> **What you should do**
Answer with one number: how many lines hold the string "GOBIERNO".

☆ ☆ ☆ ☆ ☆

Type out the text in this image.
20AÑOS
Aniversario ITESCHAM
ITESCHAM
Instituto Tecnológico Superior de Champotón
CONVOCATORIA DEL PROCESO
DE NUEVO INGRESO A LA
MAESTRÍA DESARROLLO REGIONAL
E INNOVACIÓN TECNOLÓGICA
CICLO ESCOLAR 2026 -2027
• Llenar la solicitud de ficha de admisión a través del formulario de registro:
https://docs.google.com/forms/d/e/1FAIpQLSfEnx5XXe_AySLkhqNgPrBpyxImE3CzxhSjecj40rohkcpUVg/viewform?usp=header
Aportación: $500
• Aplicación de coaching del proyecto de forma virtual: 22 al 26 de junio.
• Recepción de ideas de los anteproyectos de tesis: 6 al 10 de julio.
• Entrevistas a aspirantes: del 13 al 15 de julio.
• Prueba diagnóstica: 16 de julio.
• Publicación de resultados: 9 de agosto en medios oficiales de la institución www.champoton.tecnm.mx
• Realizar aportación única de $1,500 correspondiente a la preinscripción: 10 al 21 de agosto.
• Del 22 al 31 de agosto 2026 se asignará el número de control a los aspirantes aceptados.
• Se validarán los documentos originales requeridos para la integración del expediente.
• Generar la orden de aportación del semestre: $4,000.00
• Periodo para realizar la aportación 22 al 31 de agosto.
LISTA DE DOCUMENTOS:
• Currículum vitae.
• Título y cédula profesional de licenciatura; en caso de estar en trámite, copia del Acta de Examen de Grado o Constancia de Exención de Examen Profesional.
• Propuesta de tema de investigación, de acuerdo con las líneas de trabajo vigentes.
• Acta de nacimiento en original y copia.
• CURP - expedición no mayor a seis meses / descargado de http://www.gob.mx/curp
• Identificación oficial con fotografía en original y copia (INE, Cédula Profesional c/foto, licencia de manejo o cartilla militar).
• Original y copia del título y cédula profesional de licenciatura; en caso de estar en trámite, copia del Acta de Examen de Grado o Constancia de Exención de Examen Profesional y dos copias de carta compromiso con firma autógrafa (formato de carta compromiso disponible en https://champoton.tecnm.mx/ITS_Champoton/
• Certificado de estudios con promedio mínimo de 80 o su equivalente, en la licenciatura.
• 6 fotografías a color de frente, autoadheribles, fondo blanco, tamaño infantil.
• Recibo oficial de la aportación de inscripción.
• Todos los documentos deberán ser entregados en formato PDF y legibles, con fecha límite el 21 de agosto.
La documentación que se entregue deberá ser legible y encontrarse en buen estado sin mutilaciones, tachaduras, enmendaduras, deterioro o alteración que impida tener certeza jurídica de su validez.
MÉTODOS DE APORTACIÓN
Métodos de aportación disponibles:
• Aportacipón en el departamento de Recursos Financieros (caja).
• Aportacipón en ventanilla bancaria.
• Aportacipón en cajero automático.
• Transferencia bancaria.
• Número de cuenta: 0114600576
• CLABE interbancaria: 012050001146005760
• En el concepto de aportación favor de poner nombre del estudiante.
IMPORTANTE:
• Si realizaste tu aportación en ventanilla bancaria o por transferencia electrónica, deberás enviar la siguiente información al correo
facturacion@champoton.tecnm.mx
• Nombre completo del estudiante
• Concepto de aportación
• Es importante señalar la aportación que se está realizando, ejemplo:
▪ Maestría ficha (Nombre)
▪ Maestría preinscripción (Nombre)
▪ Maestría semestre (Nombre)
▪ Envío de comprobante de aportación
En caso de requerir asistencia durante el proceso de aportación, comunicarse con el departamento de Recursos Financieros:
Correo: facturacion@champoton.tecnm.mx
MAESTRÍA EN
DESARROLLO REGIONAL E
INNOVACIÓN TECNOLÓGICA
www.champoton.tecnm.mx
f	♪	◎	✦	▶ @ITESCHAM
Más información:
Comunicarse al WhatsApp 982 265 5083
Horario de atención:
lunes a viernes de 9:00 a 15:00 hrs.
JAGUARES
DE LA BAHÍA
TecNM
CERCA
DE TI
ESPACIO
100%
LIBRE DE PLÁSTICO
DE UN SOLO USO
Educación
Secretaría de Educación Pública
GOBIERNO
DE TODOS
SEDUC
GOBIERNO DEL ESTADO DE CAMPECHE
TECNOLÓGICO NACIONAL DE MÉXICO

☆ ☆ ☆ ☆ ☆

> **Result**
2